- Task to complete
Which lines of the records contain "Asfáltico"? Collect every one of them.

━━ Data lines

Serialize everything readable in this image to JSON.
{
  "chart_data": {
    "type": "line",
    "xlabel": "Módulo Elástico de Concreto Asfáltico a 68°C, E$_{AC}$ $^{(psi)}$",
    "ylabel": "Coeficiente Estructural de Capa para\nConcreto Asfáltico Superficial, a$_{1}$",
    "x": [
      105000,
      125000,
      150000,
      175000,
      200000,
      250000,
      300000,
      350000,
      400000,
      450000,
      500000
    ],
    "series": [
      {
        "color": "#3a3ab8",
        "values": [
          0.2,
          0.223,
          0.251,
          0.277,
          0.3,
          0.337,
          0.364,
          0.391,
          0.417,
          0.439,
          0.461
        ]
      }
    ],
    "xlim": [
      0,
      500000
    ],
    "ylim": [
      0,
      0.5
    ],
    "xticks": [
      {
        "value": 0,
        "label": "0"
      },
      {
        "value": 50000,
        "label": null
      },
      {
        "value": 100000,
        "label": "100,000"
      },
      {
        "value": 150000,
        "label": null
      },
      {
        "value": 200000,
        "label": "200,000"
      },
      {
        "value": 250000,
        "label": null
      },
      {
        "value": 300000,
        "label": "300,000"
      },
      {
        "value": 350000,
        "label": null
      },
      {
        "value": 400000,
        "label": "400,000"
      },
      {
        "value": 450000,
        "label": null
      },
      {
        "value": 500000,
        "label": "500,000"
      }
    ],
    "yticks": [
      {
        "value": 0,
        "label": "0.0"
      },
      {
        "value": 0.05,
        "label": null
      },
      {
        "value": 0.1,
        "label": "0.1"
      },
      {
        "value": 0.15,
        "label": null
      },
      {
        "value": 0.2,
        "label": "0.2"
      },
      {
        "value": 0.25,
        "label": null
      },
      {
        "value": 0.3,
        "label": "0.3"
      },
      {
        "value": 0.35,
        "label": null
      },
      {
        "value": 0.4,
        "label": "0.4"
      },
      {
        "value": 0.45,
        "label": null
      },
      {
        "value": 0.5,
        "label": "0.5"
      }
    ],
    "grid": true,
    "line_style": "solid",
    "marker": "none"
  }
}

━━━━

- Answer for this exercise
    "xlabel": "Módulo Elástico de Concreto Asfáltico a 68°C, E$_{AC}$ $^{(psi)}$",
    "ylabel": "Coeficiente Estructural de Capa para\nConcreto Asfáltico Superficial, a$_{1}$",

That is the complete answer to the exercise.